■ Problem description ■
Write out the listing below again, precisely as it is given.

============================================================

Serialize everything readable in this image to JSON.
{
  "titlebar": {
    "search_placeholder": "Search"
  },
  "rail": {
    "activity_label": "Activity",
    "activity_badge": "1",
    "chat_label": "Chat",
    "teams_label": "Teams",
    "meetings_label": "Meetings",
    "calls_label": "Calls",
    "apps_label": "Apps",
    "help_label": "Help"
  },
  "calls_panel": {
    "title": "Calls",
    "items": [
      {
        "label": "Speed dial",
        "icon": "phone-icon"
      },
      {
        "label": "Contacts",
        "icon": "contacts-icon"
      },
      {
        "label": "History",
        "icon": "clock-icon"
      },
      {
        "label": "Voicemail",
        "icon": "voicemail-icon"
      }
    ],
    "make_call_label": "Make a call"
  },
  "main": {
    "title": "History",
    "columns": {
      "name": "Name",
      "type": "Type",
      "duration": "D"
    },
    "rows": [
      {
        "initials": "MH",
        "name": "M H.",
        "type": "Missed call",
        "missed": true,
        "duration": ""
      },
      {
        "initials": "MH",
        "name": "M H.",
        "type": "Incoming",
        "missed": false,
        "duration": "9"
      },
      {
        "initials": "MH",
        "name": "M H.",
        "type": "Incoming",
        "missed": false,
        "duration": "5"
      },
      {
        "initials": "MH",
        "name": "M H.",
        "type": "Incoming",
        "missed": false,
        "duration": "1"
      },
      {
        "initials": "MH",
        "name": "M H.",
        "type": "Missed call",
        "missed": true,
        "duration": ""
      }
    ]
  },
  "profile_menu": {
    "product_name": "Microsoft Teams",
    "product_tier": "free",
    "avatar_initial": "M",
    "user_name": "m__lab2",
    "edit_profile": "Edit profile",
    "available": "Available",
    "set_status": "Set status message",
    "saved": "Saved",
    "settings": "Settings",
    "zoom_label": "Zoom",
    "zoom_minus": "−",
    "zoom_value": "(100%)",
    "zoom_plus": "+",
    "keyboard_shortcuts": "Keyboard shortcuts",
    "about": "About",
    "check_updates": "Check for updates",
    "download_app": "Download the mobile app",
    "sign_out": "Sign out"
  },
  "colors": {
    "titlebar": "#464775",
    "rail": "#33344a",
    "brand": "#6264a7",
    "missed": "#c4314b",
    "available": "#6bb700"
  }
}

============================================================

■ Result below ■
Serialize everything readable in this image to JSON.
{
  "titlebar": {
    "search_placeholder": "Search"
  },
  "rail": {
    "activity_label": "Activity",
    "activity_badge": "1",
    "chat_label": "Chat",
    "teams_label": "Teams",
    "meetings_label": "Meetings",
    "calls_label": "Calls",
    "apps_label": "Apps",
    "help_label": "Help"
  },
  "calls_panel": {
    "title": "Calls",
    "items": [
      {
        "label": "Speed dial",
        "icon": "phone-icon"
      },
      {
        "label": "Contacts",
        "icon": "contacts-icon"
      },
      {
        "label": "History",
        "icon": "clock-icon"
      },
      {
        "label": "Voicemail",
        "icon": "voicemail-icon"
      }
    ],
    "make_call_label": "Make a call"
  },
  "main": {
    "title": "History",
    "columns": {
      "name": "Name",
      "type": "Type",
      "duration": "D"
    },
    "rows": [
      {
        "initials": "MH",
        "name": "M H.",
        "type": "Missed call",
        "missed": true,
        "duration": ""
      },
      {
        "initials": "MH",
        "name": "M H.",
        "type": "Incoming",
        "missed": false,
        "duration": "9"
      },
      {
        "initials": "MH",
        "name": "M H.",
        "type": "Incoming",
        "missed": false,
        "duration": "5"
      },
      {
        "initials": "MH",
        "name": "M H.",
        "type": "Incoming",
        "missed": false,
        "duration": "1"
      },
      {
        "initials": "MH",
        "name": "M H.",
        "type": "Missed call",
        "missed": true,
        "duration": ""
      }
    ]
  },
  "profile_menu": {
    "product_name": "Microsoft Teams",
    "product_tier": "free",
    "avatar_initial": "M",
    "user_name": "m__lab2",
    "edit_profile": "Edit profile",
    "available": "Available",
    "set_status": "Set status message",
    "saved": "Saved",
    "settings": "Settings",
    "zoom_label": "Zoom",
    "zoom_minus": "−",
    "zoom_value": "(100%)",
    "zoom_plus": "+",
    "keyboard_shortcuts": "Keyboard shortcuts",
    "about": "About",
    "check_updates": "Check for updates",
    "download_app": "Download the mobile app",
    "sign_out": "Sign out"
  },
  "colors": {
    "titlebar": "#464775",
    "rail": "#33344a",
    "brand": "#6264a7",
    "missed": "#c4314b",
    "available": "#6bb700"
  }
}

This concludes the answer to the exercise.